#### STATED EXERCISE
Examine the entries and show every line in which the word "with" is found.

#### RECORDS SUPPLIED
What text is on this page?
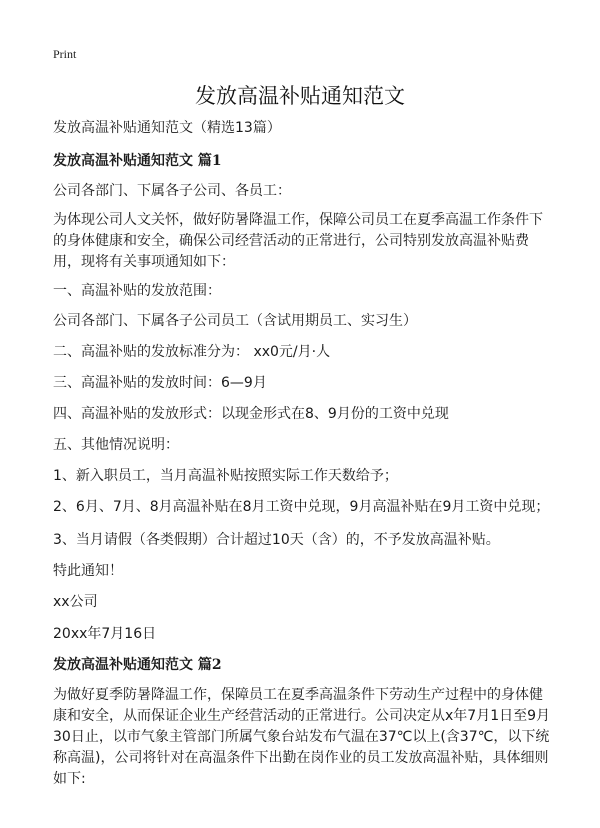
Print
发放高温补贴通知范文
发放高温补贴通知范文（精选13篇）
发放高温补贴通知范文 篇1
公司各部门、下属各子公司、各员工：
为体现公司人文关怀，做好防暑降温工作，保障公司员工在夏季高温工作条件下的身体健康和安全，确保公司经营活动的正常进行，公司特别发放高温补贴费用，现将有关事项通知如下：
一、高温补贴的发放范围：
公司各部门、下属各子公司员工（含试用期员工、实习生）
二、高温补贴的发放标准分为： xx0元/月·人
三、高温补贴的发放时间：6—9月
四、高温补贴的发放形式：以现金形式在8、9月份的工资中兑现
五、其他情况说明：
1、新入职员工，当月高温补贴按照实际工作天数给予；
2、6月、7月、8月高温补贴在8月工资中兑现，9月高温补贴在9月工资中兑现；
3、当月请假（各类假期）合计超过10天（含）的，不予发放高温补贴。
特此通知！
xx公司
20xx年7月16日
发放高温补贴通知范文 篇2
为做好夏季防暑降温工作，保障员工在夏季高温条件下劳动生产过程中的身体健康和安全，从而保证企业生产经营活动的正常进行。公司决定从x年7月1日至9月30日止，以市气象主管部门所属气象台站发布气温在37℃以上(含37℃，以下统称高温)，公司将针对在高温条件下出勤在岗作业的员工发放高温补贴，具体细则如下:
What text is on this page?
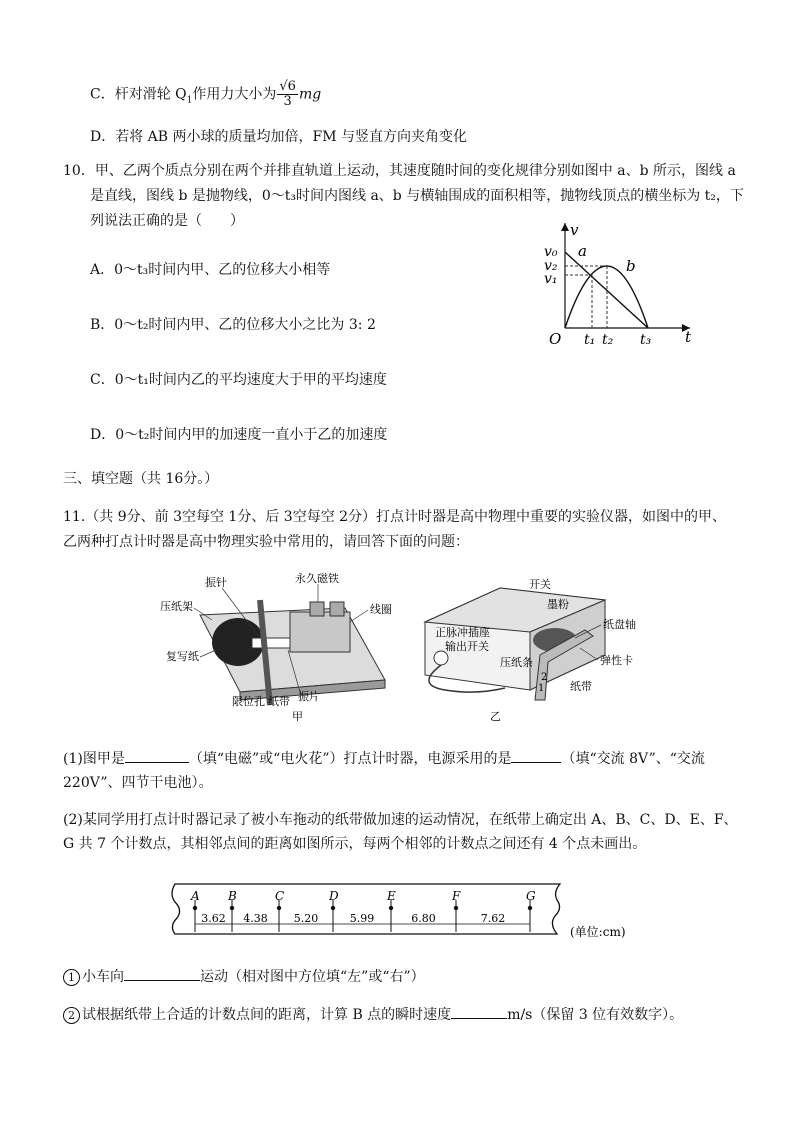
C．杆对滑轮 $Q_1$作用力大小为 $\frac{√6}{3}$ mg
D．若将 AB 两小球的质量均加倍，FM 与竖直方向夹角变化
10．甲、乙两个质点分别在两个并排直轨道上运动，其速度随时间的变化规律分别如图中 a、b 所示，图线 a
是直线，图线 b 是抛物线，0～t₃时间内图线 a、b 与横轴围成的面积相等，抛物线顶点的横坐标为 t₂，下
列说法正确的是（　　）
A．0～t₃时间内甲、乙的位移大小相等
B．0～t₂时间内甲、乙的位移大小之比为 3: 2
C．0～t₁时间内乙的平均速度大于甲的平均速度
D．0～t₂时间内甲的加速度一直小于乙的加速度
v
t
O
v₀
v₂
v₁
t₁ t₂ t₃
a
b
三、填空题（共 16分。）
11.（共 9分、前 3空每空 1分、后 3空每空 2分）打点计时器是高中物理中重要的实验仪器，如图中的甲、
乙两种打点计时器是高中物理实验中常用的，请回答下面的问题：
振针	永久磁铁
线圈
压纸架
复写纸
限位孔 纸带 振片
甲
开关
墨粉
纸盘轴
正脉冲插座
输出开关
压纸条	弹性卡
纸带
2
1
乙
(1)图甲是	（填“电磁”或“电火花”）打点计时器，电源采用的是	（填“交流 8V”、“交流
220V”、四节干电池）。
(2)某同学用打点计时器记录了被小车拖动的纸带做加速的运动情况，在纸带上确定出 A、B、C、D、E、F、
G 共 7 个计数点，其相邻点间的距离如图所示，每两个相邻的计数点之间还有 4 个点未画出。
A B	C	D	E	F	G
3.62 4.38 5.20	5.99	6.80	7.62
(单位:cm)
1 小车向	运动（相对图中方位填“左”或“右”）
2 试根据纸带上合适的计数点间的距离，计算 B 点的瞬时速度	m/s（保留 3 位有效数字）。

==

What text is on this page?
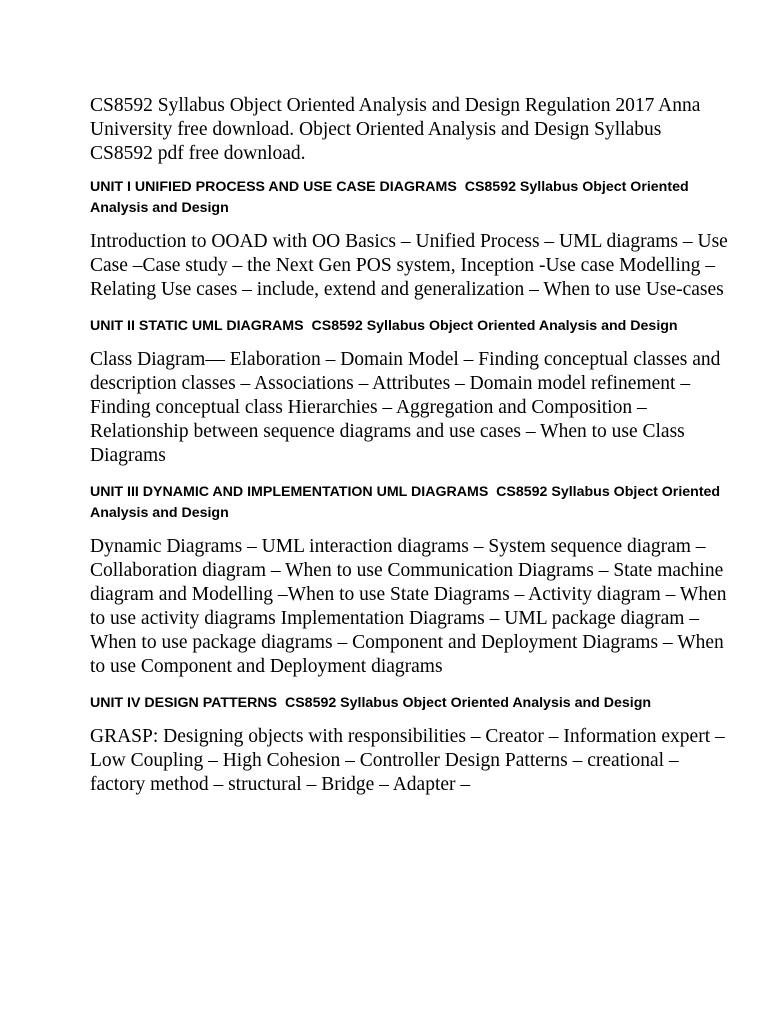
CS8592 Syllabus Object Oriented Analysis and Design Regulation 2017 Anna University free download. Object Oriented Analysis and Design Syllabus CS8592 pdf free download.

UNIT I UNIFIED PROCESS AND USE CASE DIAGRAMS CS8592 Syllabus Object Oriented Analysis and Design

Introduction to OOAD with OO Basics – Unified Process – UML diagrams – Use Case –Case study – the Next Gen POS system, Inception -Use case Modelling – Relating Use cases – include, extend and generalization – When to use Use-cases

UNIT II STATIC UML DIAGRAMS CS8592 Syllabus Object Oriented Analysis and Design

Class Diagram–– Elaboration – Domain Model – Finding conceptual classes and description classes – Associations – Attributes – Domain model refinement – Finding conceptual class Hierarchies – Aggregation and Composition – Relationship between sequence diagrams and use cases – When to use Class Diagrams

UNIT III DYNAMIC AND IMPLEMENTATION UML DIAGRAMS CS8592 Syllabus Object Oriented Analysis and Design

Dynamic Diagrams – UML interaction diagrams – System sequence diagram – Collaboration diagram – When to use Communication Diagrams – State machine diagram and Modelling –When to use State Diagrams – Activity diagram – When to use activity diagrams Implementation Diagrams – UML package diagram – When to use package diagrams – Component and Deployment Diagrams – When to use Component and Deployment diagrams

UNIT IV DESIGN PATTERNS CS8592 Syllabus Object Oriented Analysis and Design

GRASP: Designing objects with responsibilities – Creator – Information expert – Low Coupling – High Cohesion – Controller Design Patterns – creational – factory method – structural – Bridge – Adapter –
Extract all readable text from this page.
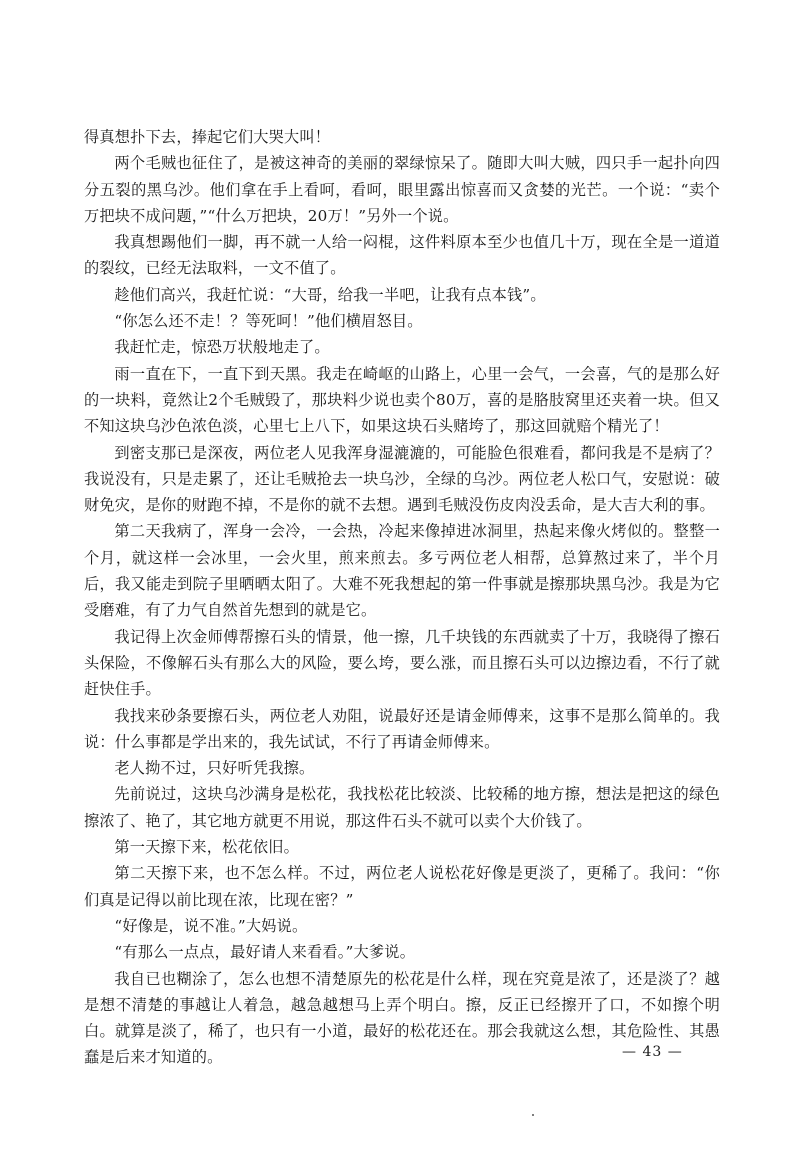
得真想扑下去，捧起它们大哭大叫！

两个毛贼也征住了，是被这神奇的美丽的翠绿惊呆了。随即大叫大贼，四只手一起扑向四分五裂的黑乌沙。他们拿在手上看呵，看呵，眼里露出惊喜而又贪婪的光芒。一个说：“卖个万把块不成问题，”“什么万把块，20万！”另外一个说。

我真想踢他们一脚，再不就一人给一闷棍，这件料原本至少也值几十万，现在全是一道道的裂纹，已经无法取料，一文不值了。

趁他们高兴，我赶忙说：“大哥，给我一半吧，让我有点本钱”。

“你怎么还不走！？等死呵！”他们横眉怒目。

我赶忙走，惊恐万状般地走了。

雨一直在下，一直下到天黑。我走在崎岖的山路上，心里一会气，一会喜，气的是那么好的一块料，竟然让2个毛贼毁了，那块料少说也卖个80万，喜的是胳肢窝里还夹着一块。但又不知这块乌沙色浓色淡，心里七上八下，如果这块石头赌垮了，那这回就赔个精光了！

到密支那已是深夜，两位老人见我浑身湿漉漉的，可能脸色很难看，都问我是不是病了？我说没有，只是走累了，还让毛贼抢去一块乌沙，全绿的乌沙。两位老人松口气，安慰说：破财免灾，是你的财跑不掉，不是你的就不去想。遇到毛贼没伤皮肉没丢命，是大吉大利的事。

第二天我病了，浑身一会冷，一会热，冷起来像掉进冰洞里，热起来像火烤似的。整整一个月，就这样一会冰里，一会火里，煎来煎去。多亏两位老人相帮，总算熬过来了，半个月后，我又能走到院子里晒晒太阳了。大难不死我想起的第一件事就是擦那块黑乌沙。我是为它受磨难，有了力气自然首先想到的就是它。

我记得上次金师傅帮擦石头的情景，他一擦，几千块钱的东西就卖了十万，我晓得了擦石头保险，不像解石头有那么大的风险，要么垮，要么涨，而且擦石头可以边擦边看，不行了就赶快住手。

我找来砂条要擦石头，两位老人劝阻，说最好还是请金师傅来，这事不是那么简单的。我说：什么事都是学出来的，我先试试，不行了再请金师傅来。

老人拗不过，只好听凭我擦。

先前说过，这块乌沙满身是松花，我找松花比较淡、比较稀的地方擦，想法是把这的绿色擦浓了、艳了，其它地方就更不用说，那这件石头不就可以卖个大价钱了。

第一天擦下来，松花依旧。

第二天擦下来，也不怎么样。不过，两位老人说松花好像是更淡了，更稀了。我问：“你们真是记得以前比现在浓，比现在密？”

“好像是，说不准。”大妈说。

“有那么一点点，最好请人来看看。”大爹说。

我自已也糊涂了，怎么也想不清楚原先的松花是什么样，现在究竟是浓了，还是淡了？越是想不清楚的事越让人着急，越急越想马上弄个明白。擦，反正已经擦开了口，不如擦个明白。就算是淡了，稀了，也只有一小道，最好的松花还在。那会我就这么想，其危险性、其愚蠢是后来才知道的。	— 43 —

#### ANSWER
Introduction to OOAD with OO Basics – Unified Process – UML diagrams – Use Case –Case study – the Next Gen POS system, Inception -Use case Modelling – Relating Use cases – include, extend and generalization – When to use Use-cases
GRASP: Designing objects with responsibilities – Creator – Information expert – Low Coupling – High Cohesion – Controller Design Patterns – creational – factory method – structural – Bridge – Adapter –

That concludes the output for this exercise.